• [Directions for this task]
Determine which lines of the records include the word "西安石油大学", and copy them.

==== Entries

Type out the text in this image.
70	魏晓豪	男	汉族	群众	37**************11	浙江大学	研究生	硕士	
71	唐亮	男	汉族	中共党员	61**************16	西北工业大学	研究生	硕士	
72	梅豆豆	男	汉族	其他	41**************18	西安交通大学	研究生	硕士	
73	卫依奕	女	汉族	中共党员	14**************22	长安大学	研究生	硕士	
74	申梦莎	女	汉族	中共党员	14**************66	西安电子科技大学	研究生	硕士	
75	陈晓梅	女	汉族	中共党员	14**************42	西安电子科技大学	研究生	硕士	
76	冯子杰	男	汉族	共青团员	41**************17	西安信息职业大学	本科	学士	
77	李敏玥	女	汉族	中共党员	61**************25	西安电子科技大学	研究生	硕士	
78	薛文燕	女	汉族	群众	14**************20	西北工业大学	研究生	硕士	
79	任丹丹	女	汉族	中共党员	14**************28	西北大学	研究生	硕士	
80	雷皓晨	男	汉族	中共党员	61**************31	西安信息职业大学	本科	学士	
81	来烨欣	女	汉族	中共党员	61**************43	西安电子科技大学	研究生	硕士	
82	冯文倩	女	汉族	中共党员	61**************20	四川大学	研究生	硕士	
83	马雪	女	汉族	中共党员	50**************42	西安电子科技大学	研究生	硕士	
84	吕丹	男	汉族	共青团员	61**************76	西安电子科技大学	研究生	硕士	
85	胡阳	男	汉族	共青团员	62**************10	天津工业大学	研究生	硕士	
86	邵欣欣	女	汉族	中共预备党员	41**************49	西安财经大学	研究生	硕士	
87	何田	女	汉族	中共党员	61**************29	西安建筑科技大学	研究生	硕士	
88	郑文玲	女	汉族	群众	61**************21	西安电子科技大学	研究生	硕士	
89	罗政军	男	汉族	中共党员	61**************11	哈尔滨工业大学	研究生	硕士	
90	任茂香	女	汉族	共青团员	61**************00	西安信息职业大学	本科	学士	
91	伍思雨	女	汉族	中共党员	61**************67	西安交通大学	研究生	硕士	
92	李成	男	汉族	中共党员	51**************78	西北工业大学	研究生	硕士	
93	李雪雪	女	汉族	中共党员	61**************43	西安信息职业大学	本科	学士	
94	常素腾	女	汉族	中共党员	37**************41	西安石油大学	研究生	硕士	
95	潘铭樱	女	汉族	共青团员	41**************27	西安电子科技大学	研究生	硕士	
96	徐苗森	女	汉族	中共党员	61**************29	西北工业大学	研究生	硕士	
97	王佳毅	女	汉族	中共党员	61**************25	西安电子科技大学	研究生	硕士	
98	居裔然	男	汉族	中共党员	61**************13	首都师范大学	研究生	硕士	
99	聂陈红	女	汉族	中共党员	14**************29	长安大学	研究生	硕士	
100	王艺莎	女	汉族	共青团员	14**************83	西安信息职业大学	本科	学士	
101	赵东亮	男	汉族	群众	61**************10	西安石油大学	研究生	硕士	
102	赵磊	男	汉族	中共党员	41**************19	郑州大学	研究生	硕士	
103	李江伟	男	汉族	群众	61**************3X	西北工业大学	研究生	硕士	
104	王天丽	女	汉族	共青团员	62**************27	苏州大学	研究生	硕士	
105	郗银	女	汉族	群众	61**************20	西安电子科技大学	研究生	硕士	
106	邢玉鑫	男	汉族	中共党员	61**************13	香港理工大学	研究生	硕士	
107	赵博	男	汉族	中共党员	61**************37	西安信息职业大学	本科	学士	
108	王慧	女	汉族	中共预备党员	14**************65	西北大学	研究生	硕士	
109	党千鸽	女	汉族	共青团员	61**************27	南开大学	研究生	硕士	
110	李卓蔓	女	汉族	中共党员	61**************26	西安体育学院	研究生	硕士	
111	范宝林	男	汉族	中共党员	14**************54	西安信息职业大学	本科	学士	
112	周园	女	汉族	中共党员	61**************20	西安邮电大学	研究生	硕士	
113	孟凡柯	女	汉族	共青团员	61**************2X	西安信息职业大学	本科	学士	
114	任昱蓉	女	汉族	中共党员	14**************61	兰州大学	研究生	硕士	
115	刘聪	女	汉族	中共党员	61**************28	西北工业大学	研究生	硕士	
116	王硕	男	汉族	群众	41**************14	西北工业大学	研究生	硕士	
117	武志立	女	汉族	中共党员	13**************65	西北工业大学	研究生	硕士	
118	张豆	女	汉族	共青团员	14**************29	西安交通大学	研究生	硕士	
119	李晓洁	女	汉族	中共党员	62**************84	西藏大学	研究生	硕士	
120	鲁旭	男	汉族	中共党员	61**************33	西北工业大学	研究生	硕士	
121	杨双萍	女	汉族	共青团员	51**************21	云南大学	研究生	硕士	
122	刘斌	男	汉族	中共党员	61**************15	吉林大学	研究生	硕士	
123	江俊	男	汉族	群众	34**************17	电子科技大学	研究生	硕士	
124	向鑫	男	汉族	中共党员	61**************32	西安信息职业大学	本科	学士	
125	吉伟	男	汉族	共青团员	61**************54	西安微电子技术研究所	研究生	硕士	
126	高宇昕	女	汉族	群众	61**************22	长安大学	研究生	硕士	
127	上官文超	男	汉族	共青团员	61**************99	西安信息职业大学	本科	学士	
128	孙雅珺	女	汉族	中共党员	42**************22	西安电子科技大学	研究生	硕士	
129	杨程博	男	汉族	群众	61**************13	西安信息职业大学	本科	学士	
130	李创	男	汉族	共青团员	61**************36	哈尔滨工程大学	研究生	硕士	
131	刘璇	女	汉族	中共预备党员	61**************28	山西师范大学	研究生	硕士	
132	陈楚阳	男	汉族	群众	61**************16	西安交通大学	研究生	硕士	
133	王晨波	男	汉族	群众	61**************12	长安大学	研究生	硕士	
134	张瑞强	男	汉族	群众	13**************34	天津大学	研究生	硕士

========

• [Worked answer]
94	常素腾	女	汉族	中共党员	37**************41	西安石油大学	研究生	硕士	
101	赵东亮	男	汉族	群众	61**************10	西安石油大学	研究生	硕士	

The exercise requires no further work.